**TO DO:** Return each line containing the string "likes".

**TASK MATERIAL:**
* begin *

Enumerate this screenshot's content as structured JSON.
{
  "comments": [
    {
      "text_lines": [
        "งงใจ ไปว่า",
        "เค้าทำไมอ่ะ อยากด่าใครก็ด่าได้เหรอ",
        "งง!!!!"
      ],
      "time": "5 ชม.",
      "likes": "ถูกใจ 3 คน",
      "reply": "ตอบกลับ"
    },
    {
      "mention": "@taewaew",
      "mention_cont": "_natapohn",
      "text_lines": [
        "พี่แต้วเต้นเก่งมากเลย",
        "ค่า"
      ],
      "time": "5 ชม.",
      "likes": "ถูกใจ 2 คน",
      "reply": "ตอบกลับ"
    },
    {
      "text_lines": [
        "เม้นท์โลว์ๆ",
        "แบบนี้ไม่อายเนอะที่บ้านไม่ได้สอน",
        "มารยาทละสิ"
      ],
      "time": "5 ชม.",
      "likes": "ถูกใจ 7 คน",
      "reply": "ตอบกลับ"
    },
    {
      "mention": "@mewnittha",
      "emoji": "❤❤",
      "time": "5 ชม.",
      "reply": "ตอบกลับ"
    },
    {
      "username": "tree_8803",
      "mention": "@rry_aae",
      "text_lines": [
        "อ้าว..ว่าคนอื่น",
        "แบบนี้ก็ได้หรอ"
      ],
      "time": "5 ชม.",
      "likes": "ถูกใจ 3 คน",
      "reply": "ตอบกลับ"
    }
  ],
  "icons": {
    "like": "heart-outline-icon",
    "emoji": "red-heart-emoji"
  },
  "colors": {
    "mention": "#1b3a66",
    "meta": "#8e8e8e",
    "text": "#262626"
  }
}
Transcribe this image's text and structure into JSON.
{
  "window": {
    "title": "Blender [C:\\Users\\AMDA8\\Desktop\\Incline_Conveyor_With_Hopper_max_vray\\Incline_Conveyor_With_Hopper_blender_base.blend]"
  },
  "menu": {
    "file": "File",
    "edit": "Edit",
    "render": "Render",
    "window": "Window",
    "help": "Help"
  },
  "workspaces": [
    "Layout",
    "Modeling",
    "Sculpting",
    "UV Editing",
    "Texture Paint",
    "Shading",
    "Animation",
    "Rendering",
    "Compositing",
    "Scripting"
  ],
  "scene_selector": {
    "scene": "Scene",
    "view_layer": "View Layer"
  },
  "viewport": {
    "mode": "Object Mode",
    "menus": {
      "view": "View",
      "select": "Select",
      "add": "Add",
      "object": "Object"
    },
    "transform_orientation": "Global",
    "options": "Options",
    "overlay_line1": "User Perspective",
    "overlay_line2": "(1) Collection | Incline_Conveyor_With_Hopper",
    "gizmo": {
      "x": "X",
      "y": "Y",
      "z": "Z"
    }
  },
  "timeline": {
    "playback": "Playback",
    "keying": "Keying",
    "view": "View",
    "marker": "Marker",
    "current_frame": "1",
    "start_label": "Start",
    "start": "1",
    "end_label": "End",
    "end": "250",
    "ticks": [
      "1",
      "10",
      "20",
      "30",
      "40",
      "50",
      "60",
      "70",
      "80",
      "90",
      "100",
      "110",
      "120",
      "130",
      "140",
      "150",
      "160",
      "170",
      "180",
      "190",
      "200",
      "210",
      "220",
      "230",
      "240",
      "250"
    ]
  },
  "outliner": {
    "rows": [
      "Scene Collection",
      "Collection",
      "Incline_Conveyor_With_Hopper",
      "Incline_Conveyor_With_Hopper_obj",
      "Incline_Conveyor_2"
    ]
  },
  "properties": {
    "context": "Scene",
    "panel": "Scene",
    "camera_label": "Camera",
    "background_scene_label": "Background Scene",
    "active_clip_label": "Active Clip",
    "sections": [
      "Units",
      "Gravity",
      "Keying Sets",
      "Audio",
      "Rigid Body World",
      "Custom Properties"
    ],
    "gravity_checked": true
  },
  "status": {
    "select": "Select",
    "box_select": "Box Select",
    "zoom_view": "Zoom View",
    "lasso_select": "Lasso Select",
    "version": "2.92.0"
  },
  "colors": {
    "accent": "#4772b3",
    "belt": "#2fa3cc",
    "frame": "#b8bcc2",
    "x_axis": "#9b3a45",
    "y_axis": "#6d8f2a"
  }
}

* end *

**TASK OUTPUT:**
      "likes": "ถูกใจ 3 คน",
      "likes": "ถูกใจ 2 คน",
      "likes": "ถูกใจ 7 คน",
      "likes": "ถูกใจ 3 คน",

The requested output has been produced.